**WHAT THIS TASK INVOLVES**
Copy each of the entries below faithfully, setting aside any pictures.

+-------+

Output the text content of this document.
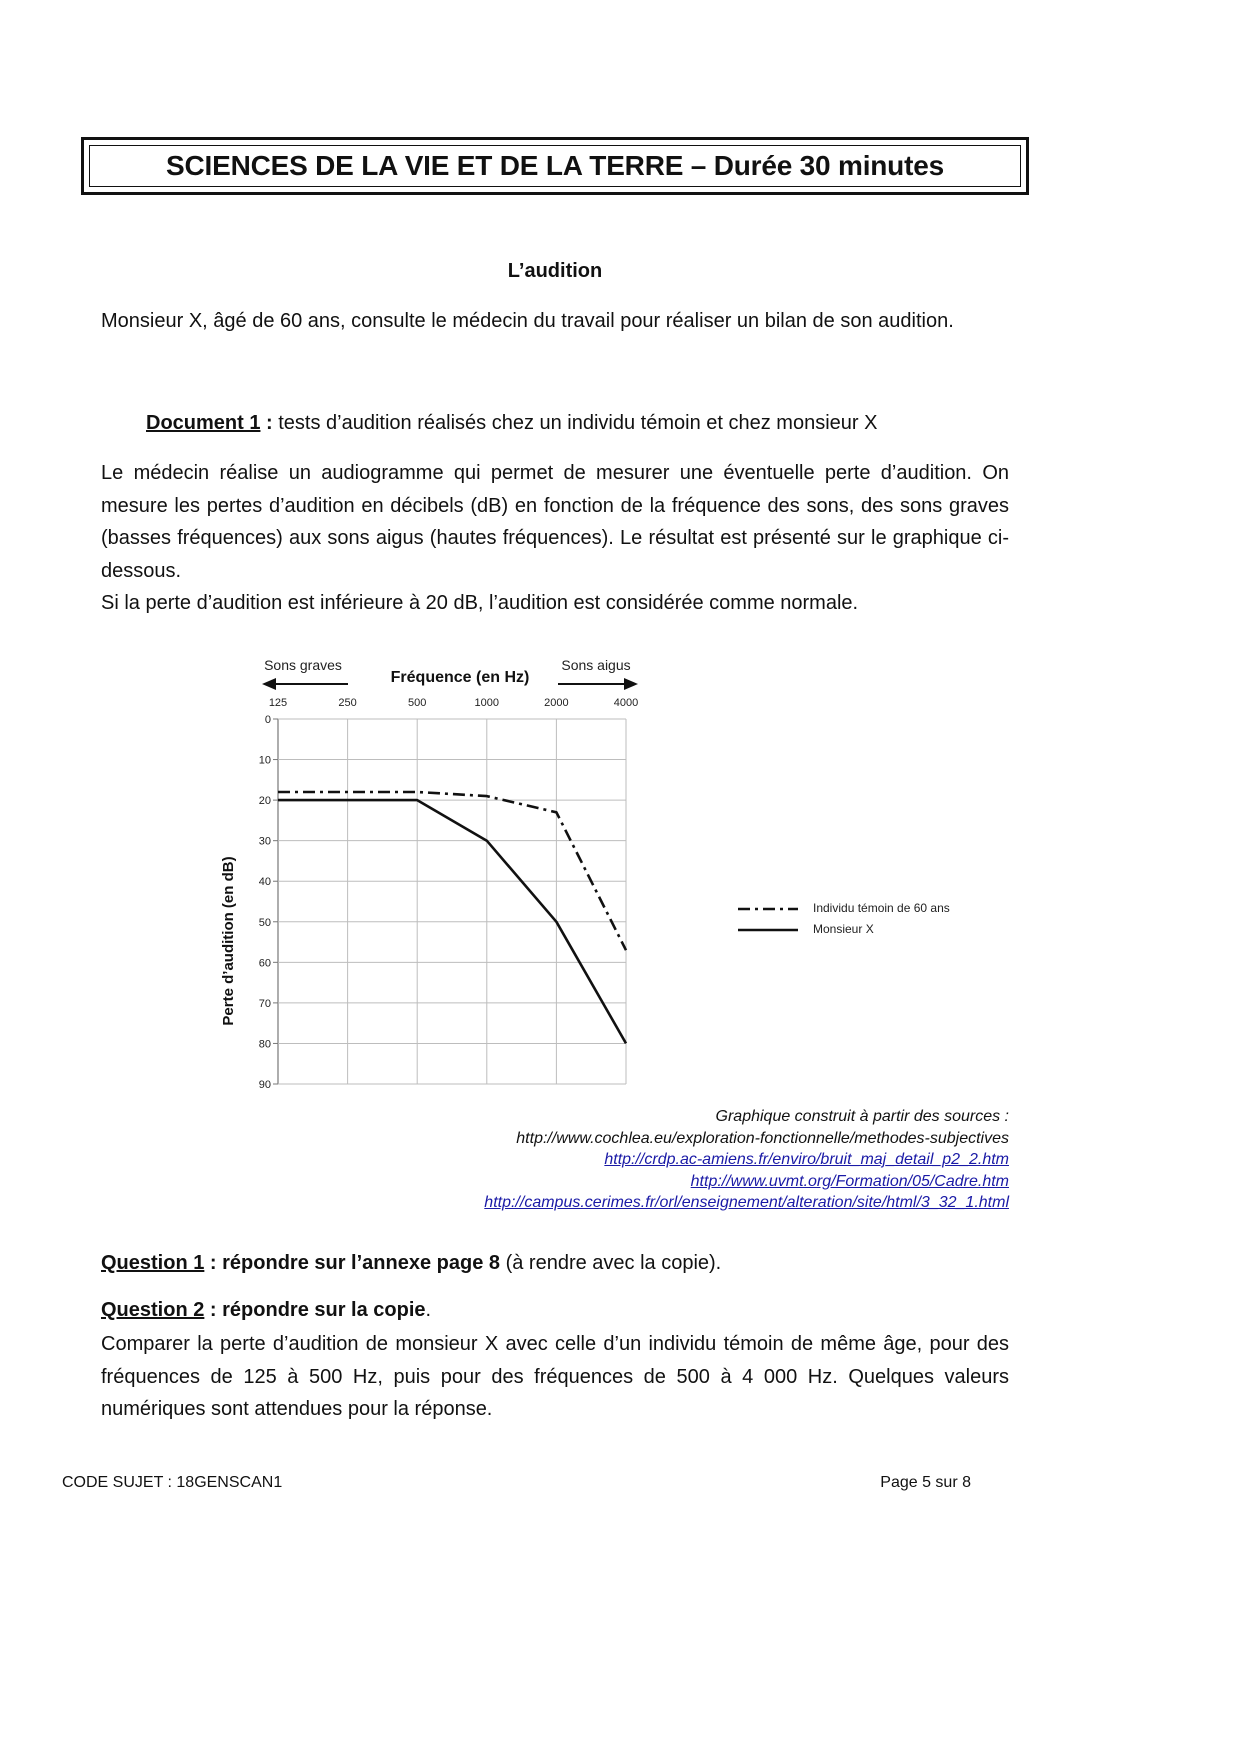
SCIENCES DE LA VIE ET DE LA TERRE – Durée 30 minutes
L’audition

Monsieur X, âgé de 60 ans, consulte le médecin du travail pour réaliser un bilan de son audition.

Document 1 : tests d’audition réalisés chez un individu témoin et chez monsieur X

Le médecin réalise un audiogramme qui permet de mesurer une éventuelle perte d’audition. On mesure les pertes d’audition en décibels (dB) en fonction de la fréquence des sons, des sons graves (basses fréquences) aux sons aigus (hautes fréquences). Le résultat est présenté sur le graphique ci-dessous.

Si la perte d’audition est inférieure à 20 dB, l’audition est considérée comme normale.

Sons graves
Fréquence (en Hz)
Sons aigus
125	250	500	1000	2000	4000
0
10
20
30
40
50
60
70
80
90
Perte d’audition (en dB)	Individu témoin de 60 ans
Monsieur X
Graphique construit à partir des sources :
http://www.cochlea.eu/exploration-fonctionnelle/methodes-subjectives
http://crdp.ac-amiens.fr/enviro/bruit_maj_detail_p2_2.htm
http://www.uvmt.org/Formation/05/Cadre.htm
http://campus.cerimes.fr/orl/enseignement/alteration/site/html/3_32_1.html
Question 1 : répondre sur l’annexe page 8 (à rendre avec la copie).
Question 2 : répondre sur la copie.

Comparer la perte d’audition de monsieur X avec celle d’un individu témoin de même âge, pour des fréquences de 125 à 500 Hz, puis pour des fréquences de 500 à 4 000 Hz. Quelques valeurs numériques sont attendues pour la réponse.

CODE SUJET : 18GENSCAN1	Page 5 sur 8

+-------+

**FULL ANSWER**
Output the text content of this document.
SCIENCES DE LA VIE ET DE LA TERRE – Durée 30 minutes
L’audition

Monsieur X, âgé de 60 ans, consulte le médecin du travail pour réaliser un bilan de son audition.

Document 1 : tests d’audition réalisés chez un individu témoin et chez monsieur X

Le médecin réalise un audiogramme qui permet de mesurer une éventuelle perte d’audition. On mesure les pertes d’audition en décibels (dB) en fonction de la fréquence des sons, des sons graves (basses fréquences) aux sons aigus (hautes fréquences). Le résultat est présenté sur le graphique ci-dessous.

Si la perte d’audition est inférieure à 20 dB, l’audition est considérée comme normale.

Sons graves
Fréquence (en Hz)
Sons aigus
125	250	500	1000	2000	4000
0
10
20
30
40
50
60
70
80
90
Perte d’audition (en dB)	Individu témoin de 60 ans
Monsieur X
Graphique construit à partir des sources :
http://www.cochlea.eu/exploration-fonctionnelle/methodes-subjectives
http://crdp.ac-amiens.fr/enviro/bruit_maj_detail_p2_2.htm
http://www.uvmt.org/Formation/05/Cadre.htm
http://campus.cerimes.fr/orl/enseignement/alteration/site/html/3_32_1.html
Question 1 : répondre sur l’annexe page 8 (à rendre avec la copie).
Question 2 : répondre sur la copie.

Comparer la perte d’audition de monsieur X avec celle d’un individu témoin de même âge, pour des fréquences de 125 à 500 Hz, puis pour des fréquences de 500 à 4 000 Hz. Quelques valeurs numériques sont attendues pour la réponse.

CODE SUJET : 18GENSCAN1	Page 5 sur 8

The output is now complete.